__EXERCISE TEXT__.
- - -

Additionally, federal loan borrowers can keep their payments affordable on Income-Driven Repayment or postpone their payments with deferment or forbearance. Federal student loans also have fixed interest rates and offer numerous repayment plans.
4. Research private loan options
If your federal student loans don't cover all of your costs, you may consider private student loans as well. Private lenders will check your credit to see if you qualify and whether you'll need a co-signer.
Private student loans are offered by financial institutions like SoFi (you can compare options online through sites like LendingTree and Credible) and don't come with the same protections as federal student loans - no student loan forgiveness or income-driven repayment, and limited options if you're unable to pay your loans. Private student loans typically offer fixed or variable rates and may not have as many repayment plan options available. While private loans can help cover any gaps in your college funding, it's important to be aware of their limited protections.
5. Compare options and costs
When you have your financial award letter that outlines your federal student loan options, look at what is offered to you and compare it to what you need. Does it cover all of your costs? If you need private student loans, you'll want to compare rates and protections among various private lenders.
Among your federal and private student loan options, look at:
- The repayment term
- The interest rate
- Your prospective monthly payment
- The repayment options available
Take a look at your interest rate and the total amount you borrowed. Use an online calculator to see how your interest rate will affect the total cost of the loan.
Additionally, review the repayment terms available. If you have federal student loans, you'll be automatically enrolled in the Standard Repayment Plan with a 10-year repayment term. You can change plans to something that works better for you, like an Income-Driven Repayment plan which caps your monthly payments to a small portion of your income and has a longer repayment term.The interest rate and repayment terms available for private loans may vary by lender, so check to see what options you have.
Reviewing all of these points can help you make an informed decision, so you can choose the right student loan for you.
6. Apply for student loans
When you've decided which student loans you want, it's time to officially apply. For federal loans, that process is taken care of with the FAFSA, but you'll need to accept the loans on offer. If you're applying for private student loans, have your income and tax information ready and be prepared to apply with a co-signer. Fill out all of the paperwork and apply online.
7. Sign a Master Promissory Note (MPN)
After you apply for your student loans, you'll need to sign the Master Promissory Note (MPN). The MPN is a legal document that states you will pay back your federal student loans. Your private student loans will likely have something similar in their terms and conditions.
9. Know when your first payment is due
Once you've applied for student loans, you want to know when your first payment is due. Typically, you're eligible for in-school deferment so you won't have to pay anything while in school. However, private loans may have different terms and require payment sooner. Check to see when your first payment is due and stay in touch with your loan servicer or lender to stay on top of your loans.

- - -

__INPUT DATA__.
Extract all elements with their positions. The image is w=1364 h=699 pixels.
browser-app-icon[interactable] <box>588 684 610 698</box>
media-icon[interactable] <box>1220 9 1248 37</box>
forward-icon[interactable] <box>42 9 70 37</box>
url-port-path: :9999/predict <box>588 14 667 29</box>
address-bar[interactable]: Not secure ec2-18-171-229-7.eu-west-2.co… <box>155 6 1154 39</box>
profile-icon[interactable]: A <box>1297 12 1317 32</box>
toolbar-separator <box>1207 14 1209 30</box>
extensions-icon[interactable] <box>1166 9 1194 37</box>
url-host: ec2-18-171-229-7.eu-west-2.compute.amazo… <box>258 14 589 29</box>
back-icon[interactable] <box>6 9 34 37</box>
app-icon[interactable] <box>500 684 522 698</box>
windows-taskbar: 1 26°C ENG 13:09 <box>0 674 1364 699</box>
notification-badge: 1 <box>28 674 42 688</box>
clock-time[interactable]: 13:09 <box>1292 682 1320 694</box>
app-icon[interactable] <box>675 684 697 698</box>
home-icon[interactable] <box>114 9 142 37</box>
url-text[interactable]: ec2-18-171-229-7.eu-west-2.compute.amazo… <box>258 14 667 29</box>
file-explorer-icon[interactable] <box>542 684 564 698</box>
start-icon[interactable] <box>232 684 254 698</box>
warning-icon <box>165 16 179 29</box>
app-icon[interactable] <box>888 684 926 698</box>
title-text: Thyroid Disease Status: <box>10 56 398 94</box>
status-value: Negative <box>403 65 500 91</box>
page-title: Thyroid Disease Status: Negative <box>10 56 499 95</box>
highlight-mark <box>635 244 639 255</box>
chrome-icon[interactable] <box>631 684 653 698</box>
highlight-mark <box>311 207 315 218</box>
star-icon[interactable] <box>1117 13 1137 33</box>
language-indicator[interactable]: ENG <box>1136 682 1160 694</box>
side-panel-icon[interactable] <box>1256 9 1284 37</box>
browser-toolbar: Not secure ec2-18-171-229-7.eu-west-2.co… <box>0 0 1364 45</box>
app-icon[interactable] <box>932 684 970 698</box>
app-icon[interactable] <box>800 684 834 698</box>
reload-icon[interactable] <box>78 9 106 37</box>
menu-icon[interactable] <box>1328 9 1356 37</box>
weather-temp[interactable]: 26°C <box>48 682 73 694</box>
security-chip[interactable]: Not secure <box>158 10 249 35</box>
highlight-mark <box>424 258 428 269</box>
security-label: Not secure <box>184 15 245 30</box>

- - -

__YOUR ASSIGNMENT__. Reproduce the passage of the student loan text from "6. Apply for" up to and including "terms and conditions.", unchanged.

__ANSWER TO THE EXERCISE__.
6. Apply for student loans
When you've decided which student loans you want, it's time to officially apply. For federal loans, that process is taken care of with the FAFSA, but you'll need to accept the loans on offer. If you're applying for private student loans, have your income and tax information ready and be prepared to apply with a co-signer. Fill out all of the paperwork and apply online.
7. Sign a Master Promissory Note (MPN)
After you apply for your student loans, you'll need to sign the Master Promissory Note (MPN). The MPN is a legal document that states you will pay back your federal student loans. Your private student loans will likely have something similar in their terms and conditions.